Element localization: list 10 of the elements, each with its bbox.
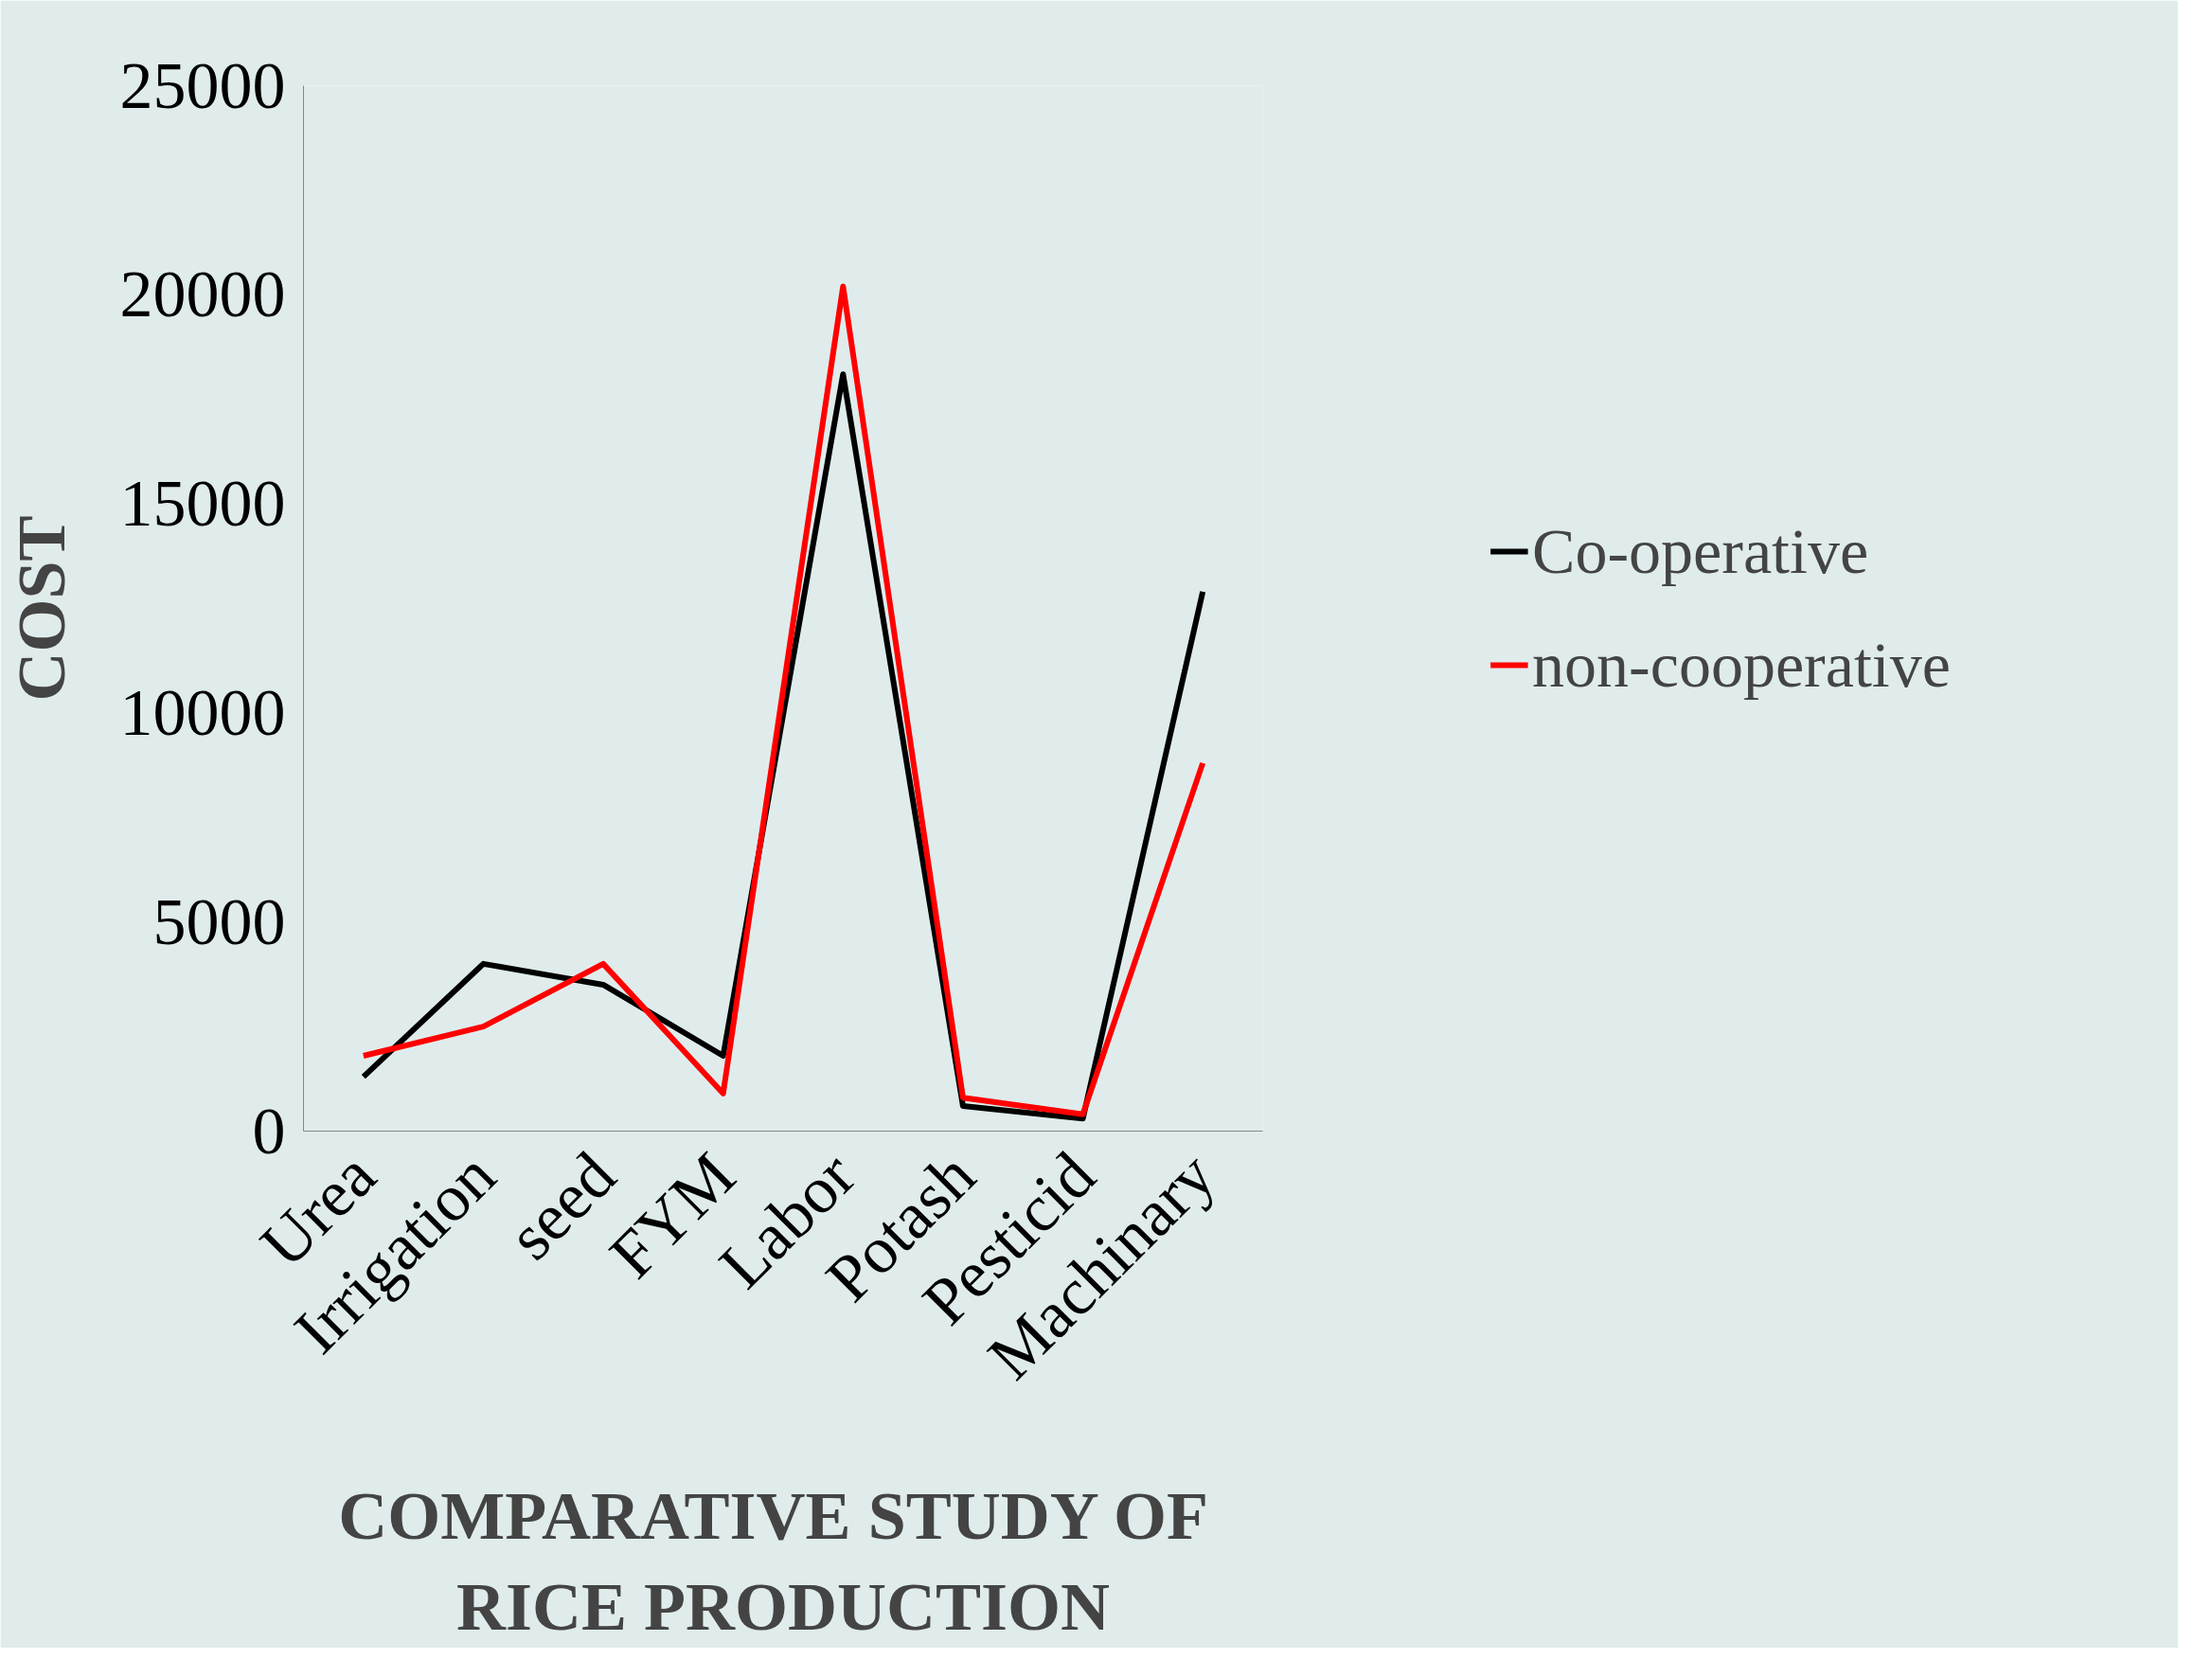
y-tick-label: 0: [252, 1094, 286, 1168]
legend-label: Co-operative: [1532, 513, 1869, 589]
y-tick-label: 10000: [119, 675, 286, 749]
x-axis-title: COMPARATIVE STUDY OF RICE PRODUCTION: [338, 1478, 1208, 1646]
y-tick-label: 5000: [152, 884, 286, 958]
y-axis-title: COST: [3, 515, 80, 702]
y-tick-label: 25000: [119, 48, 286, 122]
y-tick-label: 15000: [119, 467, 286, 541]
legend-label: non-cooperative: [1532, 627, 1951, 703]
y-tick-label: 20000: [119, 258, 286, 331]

......

SHORT EXERCISE – Reproduce every row above verbatim, omitting the pictures.

TASK ANSWER –
Element localization: list 10 of the elements, each with its bbox.
y-tick-label: 0: [252, 1094, 286, 1168]
legend-label: Co-operative: [1532, 513, 1869, 589]
y-tick-label: 10000: [119, 675, 286, 749]
x-axis-title: COMPARATIVE STUDY OF RICE PRODUCTION: [338, 1478, 1208, 1646]
y-tick-label: 5000: [152, 884, 286, 958]
y-axis-title: COST: [3, 515, 80, 702]
y-tick-label: 25000: [119, 48, 286, 122]
y-tick-label: 15000: [119, 467, 286, 541]
legend-label: non-cooperative: [1532, 627, 1951, 703]
y-tick-label: 20000: [119, 258, 286, 331]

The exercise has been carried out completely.